§ To be done:
Identify the lines that contain the string "αιτήματος", then copy each of them.

########

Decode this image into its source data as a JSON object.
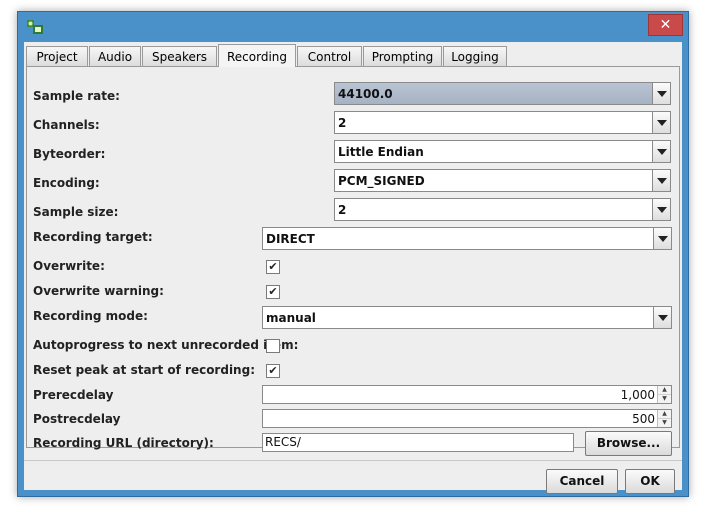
{
  "window": {
    "close_glyph": "✕"
  },
  "tabs": [
    {
      "label": "Project"
    },
    {
      "label": "Audio"
    },
    {
      "label": "Speakers"
    },
    {
      "label": "Recording",
      "active": true
    },
    {
      "label": "Control"
    },
    {
      "label": "Prompting"
    },
    {
      "label": "Logging"
    }
  ],
  "form": {
    "sample_rate": {
      "label": "Sample rate:",
      "value": "44100.0"
    },
    "channels": {
      "label": "Channels:",
      "value": "2"
    },
    "byteorder": {
      "label": "Byteorder:",
      "value": "Little Endian"
    },
    "encoding": {
      "label": "Encoding:",
      "value": "PCM_SIGNED"
    },
    "sample_size": {
      "label": "Sample size:",
      "value": "2"
    },
    "recording_target": {
      "label": "Recording target:",
      "value": "DIRECT"
    },
    "overwrite": {
      "label": "Overwrite:",
      "checked": true
    },
    "overwrite_warning": {
      "label": "Overwrite warning:",
      "checked": true
    },
    "recording_mode": {
      "label": "Recording mode:",
      "value": "manual"
    },
    "autoprogress": {
      "label": "Autoprogress to next unrecorded item:",
      "checked": false
    },
    "reset_peak": {
      "label": "Reset peak at start of recording:",
      "checked": true
    },
    "prerecdelay": {
      "label": "Prerecdelay",
      "value": "1,000"
    },
    "postrecdelay": {
      "label": "Postrecdelay",
      "value": "500"
    },
    "recording_url": {
      "label": "Recording URL (directory):",
      "value": "RECS/"
    }
  },
  "buttons": {
    "browse": "Browse...",
    "cancel": "Cancel",
    "ok": "OK"
  },
  "glyphs": {
    "check": "✔",
    "up": "▲",
    "down": "▼"
  },
  "colors": {
    "title_bar": "#4a90c9",
    "selected_combo": "#a6b3c4"
  }
}
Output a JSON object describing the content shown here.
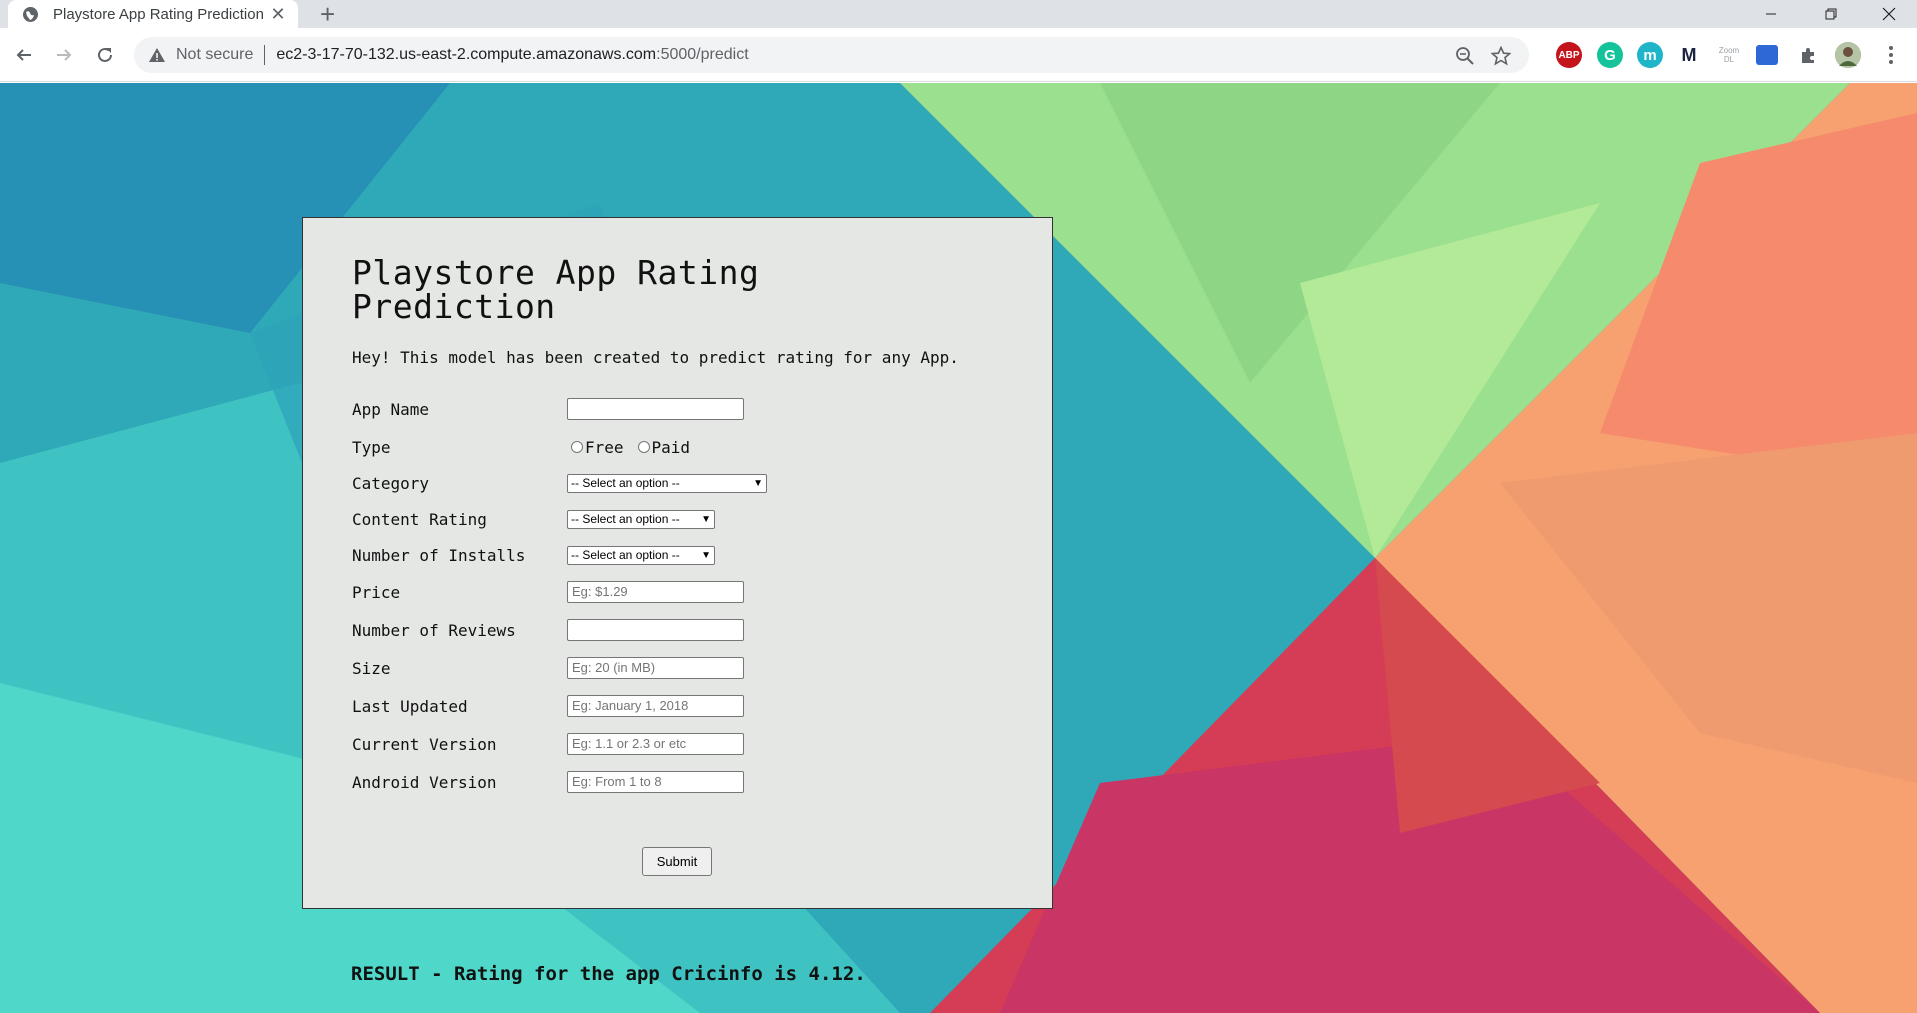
{
  "browser": {
    "tab_title": "Playstore App Rating Prediction",
    "security_label": "Not secure",
    "url_host": "ec2-3-17-70-132.us-east-2.compute.amazonaws.com",
    "url_path": ":5000/predict",
    "extensions": [
      "ABP",
      "G",
      "m",
      "M",
      "Zoom DL"
    ]
  },
  "form": {
    "title": "Playstore App Rating Prediction",
    "subtitle": "Hey! This model has been created to predict rating for any App.",
    "labels": {
      "app_name": "App Name",
      "type": "Type",
      "category": "Category",
      "content_rating": "Content Rating",
      "installs": "Number of Installs",
      "price": "Price",
      "reviews": "Number of Reviews",
      "size": "Size",
      "last_updated": "Last Updated",
      "current_version": "Current Version",
      "android_version": "Android Version"
    },
    "type_options": [
      "Free",
      "Paid"
    ],
    "select_placeholder": "-- Select an option --",
    "placeholders": {
      "price": "Eg: $1.29",
      "size": "Eg: 20 (in MB)",
      "last_updated": "Eg: January 1, 2018",
      "current_version": "Eg: 1.1 or 2.3 or etc",
      "android_version": "Eg: From 1 to 8"
    },
    "submit_label": "Submit"
  },
  "result": "RESULT - Rating for the app Cricinfo is 4.12.",
  "colors": {
    "teal": "#2a9fb5",
    "green": "#9be08f",
    "orange": "#f7a070",
    "crimson": "#d43d55"
  }
}
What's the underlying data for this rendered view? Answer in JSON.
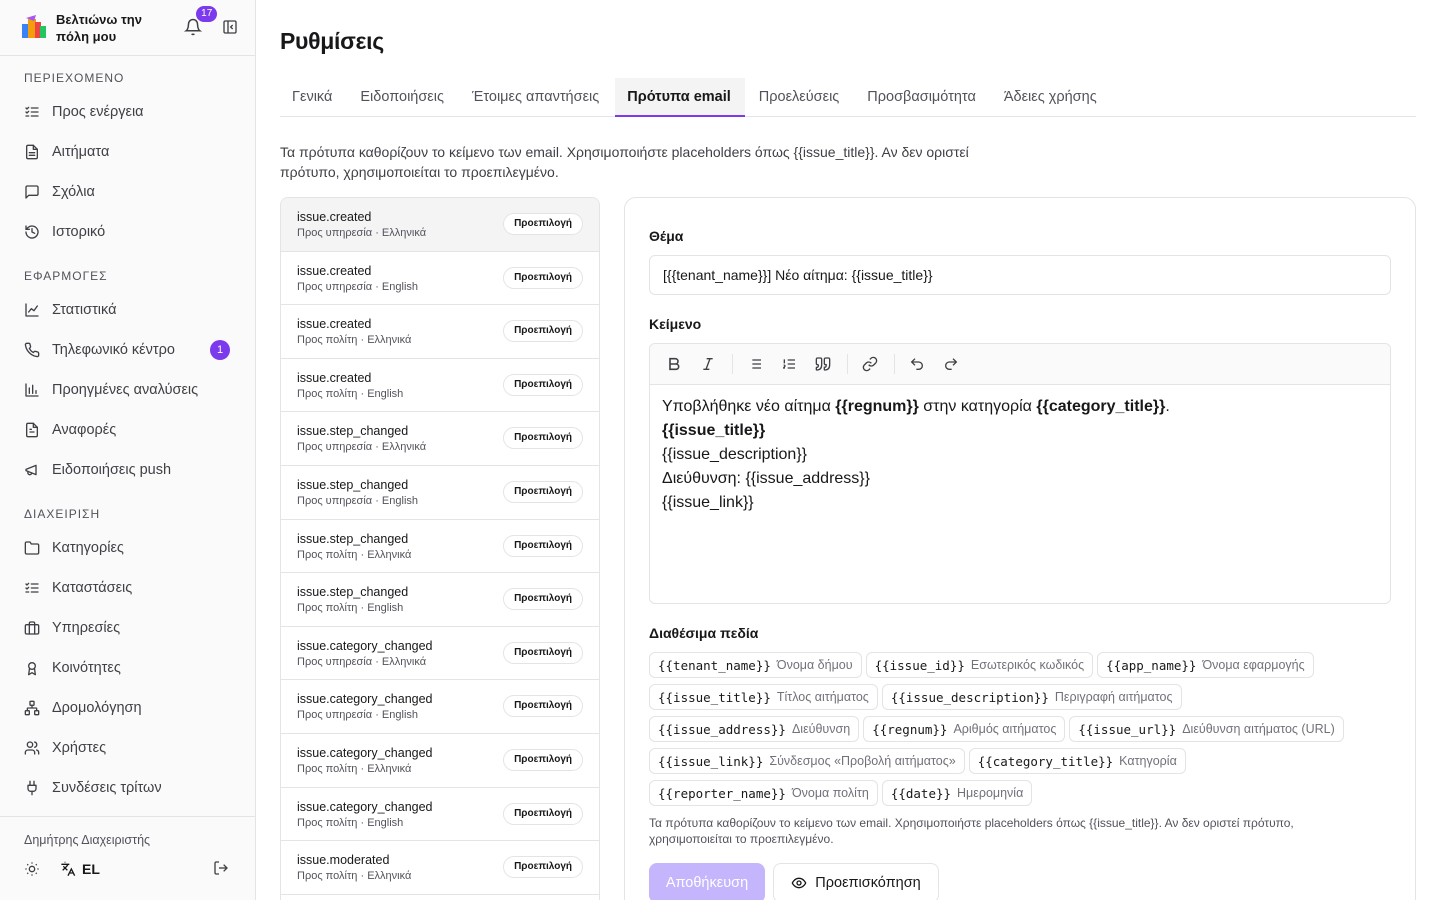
{
  "app": {
    "name": "Βελτιώνω την πόλη μου",
    "notification_count": "17"
  },
  "sidebar": {
    "sections": [
      {
        "title": "ΠΕΡΙΕΧΟΜΕΝΟ",
        "items": [
          {
            "label": "Προς ενέργεια",
            "icon": "list-check-icon"
          },
          {
            "label": "Αιτήματα",
            "icon": "document-icon"
          },
          {
            "label": "Σχόλια",
            "icon": "comment-icon"
          },
          {
            "label": "Ιστορικό",
            "icon": "history-icon"
          }
        ]
      },
      {
        "title": "ΕΦΑΡΜΟΓΕΣ",
        "items": [
          {
            "label": "Στατιστικά",
            "icon": "line-chart-icon"
          },
          {
            "label": "Τηλεφωνικό κέντρο",
            "icon": "phone-icon",
            "badge": "1"
          },
          {
            "label": "Προηγμένες αναλύσεις",
            "icon": "bar-chart-icon"
          },
          {
            "label": "Αναφορές",
            "icon": "report-icon"
          },
          {
            "label": "Ειδοποιήσεις push",
            "icon": "megaphone-icon"
          }
        ]
      },
      {
        "title": "ΔΙΑΧΕΙΡΙΣΗ",
        "items": [
          {
            "label": "Κατηγορίες",
            "icon": "folder-icon"
          },
          {
            "label": "Καταστάσεις",
            "icon": "status-list-icon"
          },
          {
            "label": "Υπηρεσίες",
            "icon": "briefcase-icon"
          },
          {
            "label": "Κοινότητες",
            "icon": "community-icon"
          },
          {
            "label": "Δρομολόγηση",
            "icon": "route-icon"
          },
          {
            "label": "Χρήστες",
            "icon": "users-icon"
          },
          {
            "label": "Συνδέσεις τρίτων",
            "icon": "plug-icon"
          }
        ]
      }
    ],
    "user_name": "Δημήτρης Διαχειριστής",
    "language": "EL"
  },
  "page": {
    "title": "Ρυθμίσεις",
    "tabs": [
      "Γενικά",
      "Ειδοποιήσεις",
      "Έτοιμες απαντήσεις",
      "Πρότυπα email",
      "Προελεύσεις",
      "Προσβασιμότητα",
      "Άδειες χρήσης"
    ],
    "active_tab": "Πρότυπα email",
    "intro": "Τα πρότυπα καθορίζουν το κείμενο των email. Χρησιμοποιήστε placeholders όπως {{issue_title}}. Αν δεν οριστεί πρότυπο, χρησιμοποιείται το προεπιλεγμένο."
  },
  "templates": [
    {
      "key": "issue.created",
      "sub": "Προς υπηρεσία · Ελληνικά",
      "badge": "Προεπιλογή"
    },
    {
      "key": "issue.created",
      "sub": "Προς υπηρεσία · English",
      "badge": "Προεπιλογή"
    },
    {
      "key": "issue.created",
      "sub": "Προς πολίτη · Ελληνικά",
      "badge": "Προεπιλογή"
    },
    {
      "key": "issue.created",
      "sub": "Προς πολίτη · English",
      "badge": "Προεπιλογή"
    },
    {
      "key": "issue.step_changed",
      "sub": "Προς υπηρεσία · Ελληνικά",
      "badge": "Προεπιλογή"
    },
    {
      "key": "issue.step_changed",
      "sub": "Προς υπηρεσία · English",
      "badge": "Προεπιλογή"
    },
    {
      "key": "issue.step_changed",
      "sub": "Προς πολίτη · Ελληνικά",
      "badge": "Προεπιλογή"
    },
    {
      "key": "issue.step_changed",
      "sub": "Προς πολίτη · English",
      "badge": "Προεπιλογή"
    },
    {
      "key": "issue.category_changed",
      "sub": "Προς υπηρεσία · Ελληνικά",
      "badge": "Προεπιλογή"
    },
    {
      "key": "issue.category_changed",
      "sub": "Προς υπηρεσία · English",
      "badge": "Προεπιλογή"
    },
    {
      "key": "issue.category_changed",
      "sub": "Προς πολίτη · Ελληνικά",
      "badge": "Προεπιλογή"
    },
    {
      "key": "issue.category_changed",
      "sub": "Προς πολίτη · English",
      "badge": "Προεπιλογή"
    },
    {
      "key": "issue.moderated",
      "sub": "Προς πολίτη · Ελληνικά",
      "badge": "Προεπιλογή"
    }
  ],
  "editor": {
    "subject_label": "Θέμα",
    "subject_value": "[{{tenant_name}}] Νέο αίτημα: {{issue_title}}",
    "body_label": "Κείμενο",
    "body": {
      "line1_prefix": "Υποβλήθηκε νέο αίτημα ",
      "line1_regnum": "{{regnum}}",
      "line1_middle": " στην κατηγορία ",
      "line1_category": "{{category_title}}",
      "line1_suffix": ".",
      "line2": "{{issue_title}}",
      "line3": "{{issue_description}}",
      "line4": "Διεύθυνση: {{issue_address}}",
      "line5": "{{issue_link}}"
    },
    "fields_label": "Διαθέσιμα πεδία",
    "fields": [
      {
        "code": "{{tenant_name}}",
        "desc": "Όνομα δήμου"
      },
      {
        "code": "{{issue_id}}",
        "desc": "Εσωτερικός κωδικός"
      },
      {
        "code": "{{app_name}}",
        "desc": "Όνομα εφαρμογής"
      },
      {
        "code": "{{issue_title}}",
        "desc": "Τίτλος αιτήματος"
      },
      {
        "code": "{{issue_description}}",
        "desc": "Περιγραφή αιτήματος"
      },
      {
        "code": "{{issue_address}}",
        "desc": "Διεύθυνση"
      },
      {
        "code": "{{regnum}}",
        "desc": "Αριθμός αιτήματος"
      },
      {
        "code": "{{issue_url}}",
        "desc": "Διεύθυνση αιτήματος (URL)"
      },
      {
        "code": "{{issue_link}}",
        "desc": "Σύνδεσμος «Προβολή αιτήματος»"
      },
      {
        "code": "{{category_title}}",
        "desc": "Κατηγορία"
      },
      {
        "code": "{{reporter_name}}",
        "desc": "Όνομα πολίτη"
      },
      {
        "code": "{{date}}",
        "desc": "Ημερομηνία"
      }
    ],
    "hint": "Τα πρότυπα καθορίζουν το κείμενο των email. Χρησιμοποιήστε placeholders όπως {{issue_title}}. Αν δεν οριστεί πρότυπο, χρησιμοποιείται το προεπιλεγμένο.",
    "save_label": "Αποθήκευση",
    "preview_label": "Προεπισκόπηση"
  },
  "colors": {
    "accent": "#7c3aed",
    "accent_light": "#c4b5fd",
    "border": "#e4e4e7"
  }
}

########

§ The answer:
        "desc": "Τίτλος αιτήματος"
        "desc": "Περιγραφή αιτήματος"
        "desc": "Αριθμός αιτήματος"
        "desc": "Διεύθυνση αιτήματος (URL)"
        "desc": "Σύνδεσμος «Προβολή αιτήματος»"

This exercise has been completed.